指示と条件 = 教員の勤務時間についての読解文を、最後の文の後から引き継いで書き進めなさい。

読解文 =
:::
⑤ 「A時間≦0」である場合。すでに教員の勤務時間が超過しているため、管理職が命令できるのは限定四項目のみとなる。限定四項目以外の「命令」はコンプライアンス違反である。また、すでに勤務時間の超過が確定している状況で、時間的な負担増が確実な「指示」「お願い」を受け入れる必要はない。
⑥ 管理職は「A時間≦0」になるまで、労務管理を徹底して業務改善を進める職位上の義務がある。なぜなら、職員会議の議決権は校長にあるので、教員の業務は管理職が必要と認めた業務、あるいは削減をしなかった業務となるから。

「A時間≦0」であることを数値として証明した上で、管理側が時間的負担を要する(無茶な)「指示」「お願い」をした場合には、
「それは、命令ですか、お願いですか?命令なら、コンプライアンス違反です。お願いなら、断ります。」
と、断固拒否すればいいのではないでしょうか。人事権を有する管理側に対して拒否をするのはたいへんですが、数値は強い味方になることと思います。

縮減不可能な必須業務に関わる労働時間を算出するファイル


必須業務をピックアップし、1週間の超過勤務時間を算出.xlsx

簡単な構造で労働時間を算出できるようにしています。
本当にきっちりした時間を算出するのであれば、年間で一つ一つの業務に要した時間を入力して日数で割るべきなのですが、そんなことをしているとさらに負担が増しますので、ざっくり1週間分を概算する形にしました。下図はその画面の一部です。



◆ 毎日の業務を5倍して計上。
◆ 1週間のうちにする業務はそのまま計上。
◆ 1か月のうちにする業務は4で割って計上。
◆ 1年間のうちにする業務は暫定的に47(週)で割って計上してみた。この考え方は難しい。・・・1年間は約52週。春・夏・冬に約9週間の長期休業があるため、長期休暇のうちに、年休20日と特別休暇5日を消化したとして、それは5週間分となる。52-5=47週となる
◆ 9週間の長期休暇をどう考えるかも難しい。・・・上記のように年休と特別休暇を使って5週間を休んだとした場合、残りの長期休業中の4週間に仕事ができる。長期休暇中にやればよい仕事もある。4週間=60分×8時間×5日×4週=9600分のうちにもろもろの仕事をするとして、これを上記の47週で割って1週間当たり約204.3分。この値を1週間の勤務時間にマイナスで計上している。

概算ではありますが、私の場合で週に10時間を超える超過勤務が発生しています。これは、「縮減不可能で必須の業務」をそうとう少なく見積もって計算しています。私はかなり仕事が早い方なので、この表に挙げている時間は、あくまで少なく見積もった時間です。
1コマ分の授業準備を15分、処理を10分としましたが、始業前や休み時間はほとんどバタバタ準備(プリントや教材を整える)か処理(片付け、プリントの回収や丸つけ)をしており、じっくりと授業研究をしている時間に関しては計上していません。あくまで自発的ではない必須業務のみを計上しています。
:::
データ =
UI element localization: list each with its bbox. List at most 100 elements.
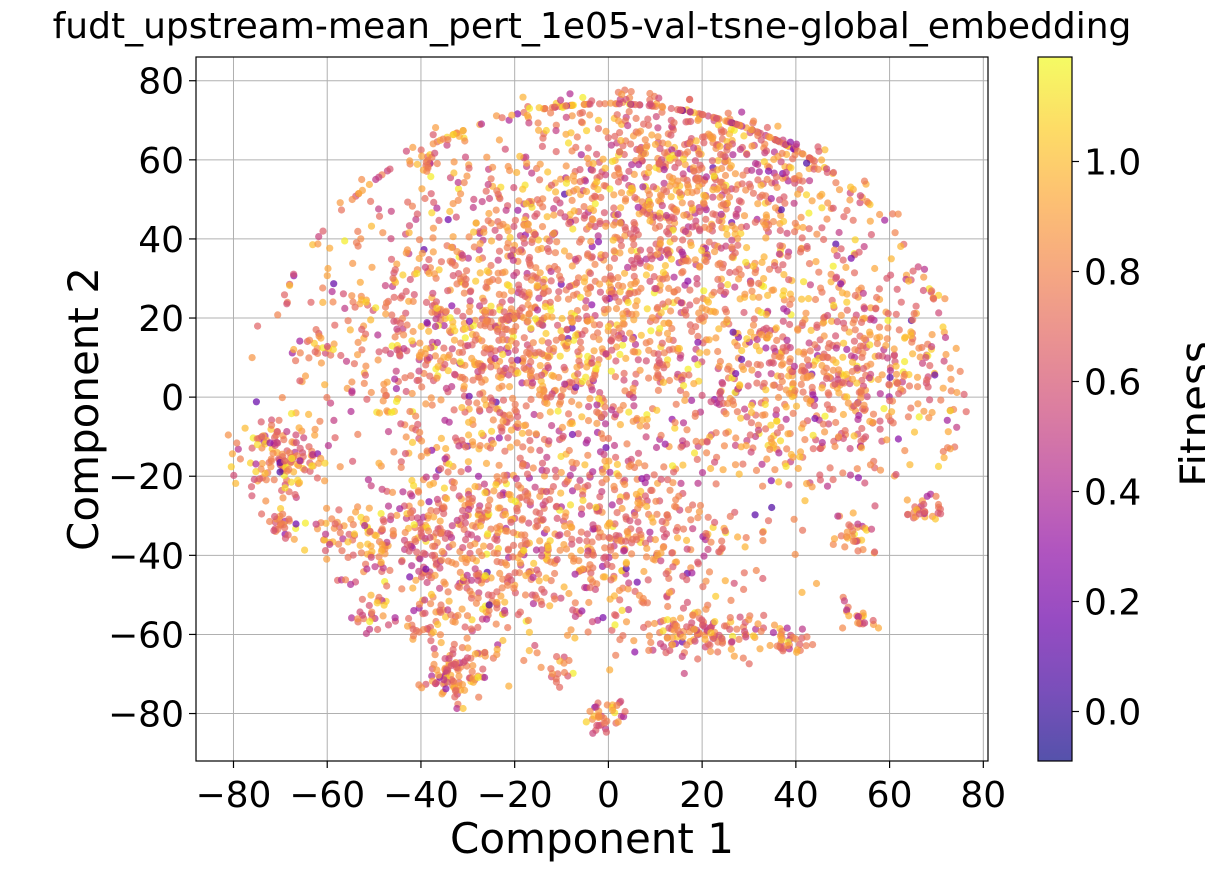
:::
課題の解答 =
このファイルは2年生を担任していた年に作成したものです。この年のクラスはそこそこ安定していたし、一般的に2年生担任は他の学年に比べて業務が少ないと言われます。保護者も巻き込んだ長い目のトラブル対応をしている時間も省きました。機器関係・ICT関係の校務分掌に就いているため、これに関する時間がやや長いですが、私がこれをやらないと学校全体の業務が混乱してしまいます。どの教員も超過勤務を抱えているので、「あなた暇そうだからこれをやっておいて」などと誰かに自分の業務を振ることはできません。

「単なる学校滞在時間」と言われないために


ICT活用によってカードをタッチすると始業時刻と終業時刻が記録され、個人の勤務時間はシステムで把握できます。また、職場全体の記録も管理職が把握でき、職場で共有するようにもしています。それで超過勤務が把握できたとしても、管理職は「自発的な労働の結果」と開き直ることができてしまいます。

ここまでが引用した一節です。